# REQUIRED TASK
Using the material below, copy every line where "lumière" appears.

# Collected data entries
* Begin *
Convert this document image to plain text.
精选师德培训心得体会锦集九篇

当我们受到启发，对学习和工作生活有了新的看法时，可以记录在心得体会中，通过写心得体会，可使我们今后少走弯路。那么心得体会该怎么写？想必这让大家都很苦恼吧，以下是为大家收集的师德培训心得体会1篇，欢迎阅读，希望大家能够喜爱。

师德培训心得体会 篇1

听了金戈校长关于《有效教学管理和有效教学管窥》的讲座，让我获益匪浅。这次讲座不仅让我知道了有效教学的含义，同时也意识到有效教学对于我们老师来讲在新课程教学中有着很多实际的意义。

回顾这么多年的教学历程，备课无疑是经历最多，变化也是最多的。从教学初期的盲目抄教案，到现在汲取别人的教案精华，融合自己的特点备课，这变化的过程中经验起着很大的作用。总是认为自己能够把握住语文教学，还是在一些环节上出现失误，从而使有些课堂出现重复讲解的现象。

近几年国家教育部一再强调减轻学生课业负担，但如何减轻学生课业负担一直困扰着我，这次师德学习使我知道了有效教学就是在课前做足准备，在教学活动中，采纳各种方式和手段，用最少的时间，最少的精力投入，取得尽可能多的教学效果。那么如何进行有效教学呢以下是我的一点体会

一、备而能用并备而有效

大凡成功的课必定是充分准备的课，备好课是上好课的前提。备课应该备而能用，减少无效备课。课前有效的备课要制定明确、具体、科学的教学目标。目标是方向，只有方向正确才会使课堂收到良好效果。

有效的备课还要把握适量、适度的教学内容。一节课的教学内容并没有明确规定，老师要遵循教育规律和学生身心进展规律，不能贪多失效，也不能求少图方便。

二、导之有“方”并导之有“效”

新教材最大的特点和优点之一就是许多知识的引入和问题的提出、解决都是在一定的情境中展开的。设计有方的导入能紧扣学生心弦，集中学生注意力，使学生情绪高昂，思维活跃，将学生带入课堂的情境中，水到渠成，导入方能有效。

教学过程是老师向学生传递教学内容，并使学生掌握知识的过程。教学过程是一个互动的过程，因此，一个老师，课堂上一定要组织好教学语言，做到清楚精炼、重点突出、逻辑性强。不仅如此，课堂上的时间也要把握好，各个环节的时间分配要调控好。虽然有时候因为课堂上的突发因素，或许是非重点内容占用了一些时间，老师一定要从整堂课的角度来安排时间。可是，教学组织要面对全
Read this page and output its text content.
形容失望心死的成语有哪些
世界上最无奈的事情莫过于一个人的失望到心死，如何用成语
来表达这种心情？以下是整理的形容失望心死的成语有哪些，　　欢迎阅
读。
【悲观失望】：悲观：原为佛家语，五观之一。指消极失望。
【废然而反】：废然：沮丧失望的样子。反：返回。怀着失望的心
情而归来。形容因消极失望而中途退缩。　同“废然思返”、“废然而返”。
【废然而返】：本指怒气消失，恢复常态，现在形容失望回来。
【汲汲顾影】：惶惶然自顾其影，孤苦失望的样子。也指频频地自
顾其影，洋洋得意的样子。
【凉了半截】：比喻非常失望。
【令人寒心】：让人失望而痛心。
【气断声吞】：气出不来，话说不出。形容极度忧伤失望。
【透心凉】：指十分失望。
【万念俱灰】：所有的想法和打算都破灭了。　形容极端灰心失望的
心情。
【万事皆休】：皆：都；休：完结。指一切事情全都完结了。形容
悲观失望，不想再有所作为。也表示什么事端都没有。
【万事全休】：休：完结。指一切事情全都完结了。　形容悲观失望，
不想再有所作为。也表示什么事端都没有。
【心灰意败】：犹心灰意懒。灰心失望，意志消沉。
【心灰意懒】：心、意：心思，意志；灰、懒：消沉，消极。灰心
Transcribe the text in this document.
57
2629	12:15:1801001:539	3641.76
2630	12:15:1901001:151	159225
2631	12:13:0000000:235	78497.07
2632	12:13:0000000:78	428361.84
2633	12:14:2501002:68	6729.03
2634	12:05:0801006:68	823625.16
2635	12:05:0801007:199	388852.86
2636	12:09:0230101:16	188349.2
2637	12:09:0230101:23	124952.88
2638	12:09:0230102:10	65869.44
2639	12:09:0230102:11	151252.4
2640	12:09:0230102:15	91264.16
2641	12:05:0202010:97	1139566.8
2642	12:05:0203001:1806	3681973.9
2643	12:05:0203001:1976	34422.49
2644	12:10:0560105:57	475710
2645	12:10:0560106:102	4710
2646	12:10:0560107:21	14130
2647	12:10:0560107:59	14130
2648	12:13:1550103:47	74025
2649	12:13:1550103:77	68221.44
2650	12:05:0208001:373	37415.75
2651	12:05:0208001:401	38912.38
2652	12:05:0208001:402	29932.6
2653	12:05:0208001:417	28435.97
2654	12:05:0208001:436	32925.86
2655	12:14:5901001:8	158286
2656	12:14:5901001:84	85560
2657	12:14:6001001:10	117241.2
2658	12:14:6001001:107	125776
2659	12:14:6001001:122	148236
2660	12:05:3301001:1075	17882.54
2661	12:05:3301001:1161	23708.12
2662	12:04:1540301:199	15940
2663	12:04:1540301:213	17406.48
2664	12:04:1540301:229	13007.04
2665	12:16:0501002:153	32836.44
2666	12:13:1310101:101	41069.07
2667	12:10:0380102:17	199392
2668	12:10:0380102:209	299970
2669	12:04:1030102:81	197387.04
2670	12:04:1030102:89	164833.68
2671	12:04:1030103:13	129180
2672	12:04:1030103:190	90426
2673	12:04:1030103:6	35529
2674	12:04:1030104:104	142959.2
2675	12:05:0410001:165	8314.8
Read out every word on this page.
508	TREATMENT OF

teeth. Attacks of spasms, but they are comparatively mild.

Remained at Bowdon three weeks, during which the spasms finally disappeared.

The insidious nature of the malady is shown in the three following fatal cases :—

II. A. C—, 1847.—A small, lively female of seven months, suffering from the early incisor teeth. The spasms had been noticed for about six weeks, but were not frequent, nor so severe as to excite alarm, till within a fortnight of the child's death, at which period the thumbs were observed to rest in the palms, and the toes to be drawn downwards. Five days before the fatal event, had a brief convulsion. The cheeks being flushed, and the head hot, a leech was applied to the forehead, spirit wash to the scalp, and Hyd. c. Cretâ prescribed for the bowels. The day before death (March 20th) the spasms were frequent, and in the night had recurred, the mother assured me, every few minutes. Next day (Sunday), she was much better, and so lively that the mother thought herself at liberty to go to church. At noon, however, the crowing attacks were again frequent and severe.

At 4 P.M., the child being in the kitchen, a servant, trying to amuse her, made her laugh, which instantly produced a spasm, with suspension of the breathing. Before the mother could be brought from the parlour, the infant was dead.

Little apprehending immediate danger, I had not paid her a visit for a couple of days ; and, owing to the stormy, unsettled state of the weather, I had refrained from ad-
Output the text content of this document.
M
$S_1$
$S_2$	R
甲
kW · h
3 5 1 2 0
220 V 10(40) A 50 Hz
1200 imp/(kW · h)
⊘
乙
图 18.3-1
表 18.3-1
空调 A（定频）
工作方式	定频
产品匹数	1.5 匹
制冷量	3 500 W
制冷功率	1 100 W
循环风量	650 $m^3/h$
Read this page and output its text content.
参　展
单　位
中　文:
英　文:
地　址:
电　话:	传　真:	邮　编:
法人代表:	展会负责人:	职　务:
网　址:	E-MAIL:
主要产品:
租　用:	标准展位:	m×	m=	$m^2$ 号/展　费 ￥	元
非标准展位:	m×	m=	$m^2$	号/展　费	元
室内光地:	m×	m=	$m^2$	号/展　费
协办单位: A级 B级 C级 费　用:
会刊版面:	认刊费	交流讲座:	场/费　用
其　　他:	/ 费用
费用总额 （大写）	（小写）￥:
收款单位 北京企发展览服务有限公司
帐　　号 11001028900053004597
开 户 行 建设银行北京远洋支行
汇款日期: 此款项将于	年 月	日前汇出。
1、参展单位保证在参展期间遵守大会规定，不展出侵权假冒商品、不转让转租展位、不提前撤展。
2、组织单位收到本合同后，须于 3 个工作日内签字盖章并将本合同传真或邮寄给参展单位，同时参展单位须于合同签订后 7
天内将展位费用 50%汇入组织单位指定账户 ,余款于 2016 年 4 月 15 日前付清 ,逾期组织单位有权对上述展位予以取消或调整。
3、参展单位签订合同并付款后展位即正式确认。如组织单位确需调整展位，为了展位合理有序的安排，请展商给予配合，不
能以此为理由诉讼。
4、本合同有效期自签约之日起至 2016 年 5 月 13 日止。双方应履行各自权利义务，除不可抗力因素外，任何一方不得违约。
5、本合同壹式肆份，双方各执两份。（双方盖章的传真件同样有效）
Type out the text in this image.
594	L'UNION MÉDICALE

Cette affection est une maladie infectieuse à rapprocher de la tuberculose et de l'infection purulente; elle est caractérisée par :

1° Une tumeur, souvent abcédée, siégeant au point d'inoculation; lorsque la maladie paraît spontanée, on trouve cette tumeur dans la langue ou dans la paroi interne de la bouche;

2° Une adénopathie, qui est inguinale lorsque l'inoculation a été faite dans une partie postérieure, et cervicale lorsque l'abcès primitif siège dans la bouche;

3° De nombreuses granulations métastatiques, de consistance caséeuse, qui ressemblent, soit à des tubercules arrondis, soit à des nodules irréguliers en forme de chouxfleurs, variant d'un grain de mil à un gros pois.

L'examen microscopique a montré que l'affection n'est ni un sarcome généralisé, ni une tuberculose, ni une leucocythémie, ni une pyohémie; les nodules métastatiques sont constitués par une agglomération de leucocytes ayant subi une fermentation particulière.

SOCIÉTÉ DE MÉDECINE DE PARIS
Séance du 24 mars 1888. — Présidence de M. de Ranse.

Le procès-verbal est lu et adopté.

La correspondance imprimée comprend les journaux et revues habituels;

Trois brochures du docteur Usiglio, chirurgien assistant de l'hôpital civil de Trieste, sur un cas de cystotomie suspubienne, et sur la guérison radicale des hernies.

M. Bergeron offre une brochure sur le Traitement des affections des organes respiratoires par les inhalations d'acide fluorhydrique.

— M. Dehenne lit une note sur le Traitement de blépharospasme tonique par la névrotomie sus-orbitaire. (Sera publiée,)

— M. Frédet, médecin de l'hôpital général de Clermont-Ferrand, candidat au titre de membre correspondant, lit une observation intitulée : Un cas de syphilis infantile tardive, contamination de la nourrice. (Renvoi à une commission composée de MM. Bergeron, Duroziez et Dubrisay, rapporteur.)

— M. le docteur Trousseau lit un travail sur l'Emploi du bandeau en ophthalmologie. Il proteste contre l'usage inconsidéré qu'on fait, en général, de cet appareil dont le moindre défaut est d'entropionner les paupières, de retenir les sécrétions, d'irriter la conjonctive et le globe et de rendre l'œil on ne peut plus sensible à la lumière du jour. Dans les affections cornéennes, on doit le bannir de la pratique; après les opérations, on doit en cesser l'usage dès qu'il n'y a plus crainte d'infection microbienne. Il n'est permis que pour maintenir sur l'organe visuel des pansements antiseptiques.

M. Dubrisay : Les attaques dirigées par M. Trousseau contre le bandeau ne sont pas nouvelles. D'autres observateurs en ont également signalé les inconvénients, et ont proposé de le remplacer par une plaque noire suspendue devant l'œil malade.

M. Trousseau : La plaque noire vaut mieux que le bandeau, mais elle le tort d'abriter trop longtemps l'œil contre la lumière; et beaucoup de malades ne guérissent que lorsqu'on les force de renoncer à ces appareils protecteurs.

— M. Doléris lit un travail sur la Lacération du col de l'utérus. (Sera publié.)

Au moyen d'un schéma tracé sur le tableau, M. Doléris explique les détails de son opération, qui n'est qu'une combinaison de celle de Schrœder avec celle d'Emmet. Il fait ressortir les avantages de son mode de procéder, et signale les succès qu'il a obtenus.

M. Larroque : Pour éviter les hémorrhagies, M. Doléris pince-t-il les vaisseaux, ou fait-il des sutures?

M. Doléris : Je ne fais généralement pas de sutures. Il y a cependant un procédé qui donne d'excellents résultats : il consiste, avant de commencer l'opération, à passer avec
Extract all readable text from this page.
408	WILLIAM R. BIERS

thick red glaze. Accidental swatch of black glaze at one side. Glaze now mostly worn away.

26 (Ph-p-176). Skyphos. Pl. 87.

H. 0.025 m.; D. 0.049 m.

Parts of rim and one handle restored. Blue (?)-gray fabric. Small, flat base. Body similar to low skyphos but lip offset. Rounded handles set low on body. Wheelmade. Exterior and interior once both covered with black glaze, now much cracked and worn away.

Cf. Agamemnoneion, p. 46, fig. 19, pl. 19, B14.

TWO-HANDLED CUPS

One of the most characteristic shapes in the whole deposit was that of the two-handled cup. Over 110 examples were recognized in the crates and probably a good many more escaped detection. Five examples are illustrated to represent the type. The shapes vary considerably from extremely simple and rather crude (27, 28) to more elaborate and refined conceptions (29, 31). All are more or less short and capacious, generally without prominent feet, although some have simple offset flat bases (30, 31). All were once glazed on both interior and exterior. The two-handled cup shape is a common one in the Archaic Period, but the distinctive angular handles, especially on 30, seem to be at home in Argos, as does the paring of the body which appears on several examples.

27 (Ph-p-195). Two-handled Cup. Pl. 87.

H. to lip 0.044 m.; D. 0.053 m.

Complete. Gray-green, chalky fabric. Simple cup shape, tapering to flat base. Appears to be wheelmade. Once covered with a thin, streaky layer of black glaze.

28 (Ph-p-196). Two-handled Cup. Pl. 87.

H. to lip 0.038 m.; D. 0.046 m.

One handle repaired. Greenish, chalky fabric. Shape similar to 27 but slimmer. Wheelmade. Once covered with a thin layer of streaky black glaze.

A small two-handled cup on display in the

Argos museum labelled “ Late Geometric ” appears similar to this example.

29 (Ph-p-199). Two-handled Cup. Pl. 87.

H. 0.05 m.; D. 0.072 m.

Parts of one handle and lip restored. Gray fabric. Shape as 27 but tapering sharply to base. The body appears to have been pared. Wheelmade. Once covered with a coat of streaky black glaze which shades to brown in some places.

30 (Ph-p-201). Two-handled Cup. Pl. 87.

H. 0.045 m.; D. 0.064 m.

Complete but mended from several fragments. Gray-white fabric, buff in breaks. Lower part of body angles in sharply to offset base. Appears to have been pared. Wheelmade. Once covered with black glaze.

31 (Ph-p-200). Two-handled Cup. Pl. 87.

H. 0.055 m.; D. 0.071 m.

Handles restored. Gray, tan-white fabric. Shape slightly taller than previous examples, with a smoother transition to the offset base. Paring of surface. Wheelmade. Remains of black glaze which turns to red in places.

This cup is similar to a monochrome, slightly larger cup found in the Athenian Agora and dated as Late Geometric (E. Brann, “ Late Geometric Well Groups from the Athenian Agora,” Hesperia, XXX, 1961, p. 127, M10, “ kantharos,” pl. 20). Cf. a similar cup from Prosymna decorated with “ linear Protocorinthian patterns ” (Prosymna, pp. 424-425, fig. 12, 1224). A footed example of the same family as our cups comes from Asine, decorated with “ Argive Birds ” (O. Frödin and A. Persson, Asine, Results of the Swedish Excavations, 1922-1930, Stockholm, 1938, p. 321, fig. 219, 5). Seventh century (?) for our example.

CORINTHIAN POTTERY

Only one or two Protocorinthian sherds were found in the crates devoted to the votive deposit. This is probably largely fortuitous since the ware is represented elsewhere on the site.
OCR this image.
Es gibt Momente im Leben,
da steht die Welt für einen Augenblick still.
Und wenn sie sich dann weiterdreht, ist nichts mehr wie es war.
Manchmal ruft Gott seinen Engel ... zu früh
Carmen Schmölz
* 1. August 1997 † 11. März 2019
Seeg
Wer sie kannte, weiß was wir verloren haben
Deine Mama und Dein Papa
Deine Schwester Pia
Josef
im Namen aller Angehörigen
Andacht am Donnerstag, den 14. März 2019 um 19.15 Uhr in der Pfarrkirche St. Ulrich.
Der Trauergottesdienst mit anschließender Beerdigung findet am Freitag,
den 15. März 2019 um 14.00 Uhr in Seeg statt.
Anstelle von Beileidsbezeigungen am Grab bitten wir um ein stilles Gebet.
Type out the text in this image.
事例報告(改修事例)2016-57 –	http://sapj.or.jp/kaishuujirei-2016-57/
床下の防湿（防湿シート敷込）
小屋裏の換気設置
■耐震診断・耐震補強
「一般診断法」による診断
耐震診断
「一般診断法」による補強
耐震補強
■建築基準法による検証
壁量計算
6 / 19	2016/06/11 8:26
* End *
# OUTPUT FOR THIS TASK
— M. le docteur Trousseau lit un travail sur l'Emploi du bandeau en ophthalmologie. Il proteste contre l'usage inconsidéré qu'on fait, en général, de cet appareil dont le moindre défaut est d'entropionner les paupières, de retenir les sécrétions, d'irriter la conjonctive et le globe et de rendre l'œil on ne peut plus sensible à la lumière du jour. Dans les affections cornéennes, on doit le bannir de la pratique; après les opérations, on doit en cesser l'usage dès qu'il n'y a plus crainte d'infection microbienne. Il n'est permis que pour maintenir sur l'organe visuel des pansements antiseptiques.
M. Trousseau : La plaque noire vaut mieux que le bandeau, mais elle le tort d'abriter trop longtemps l'œil contre la lumière; et beaucoup de malades ne guérissent que lorsqu'on les force de renoncer à ces appareils protecteurs.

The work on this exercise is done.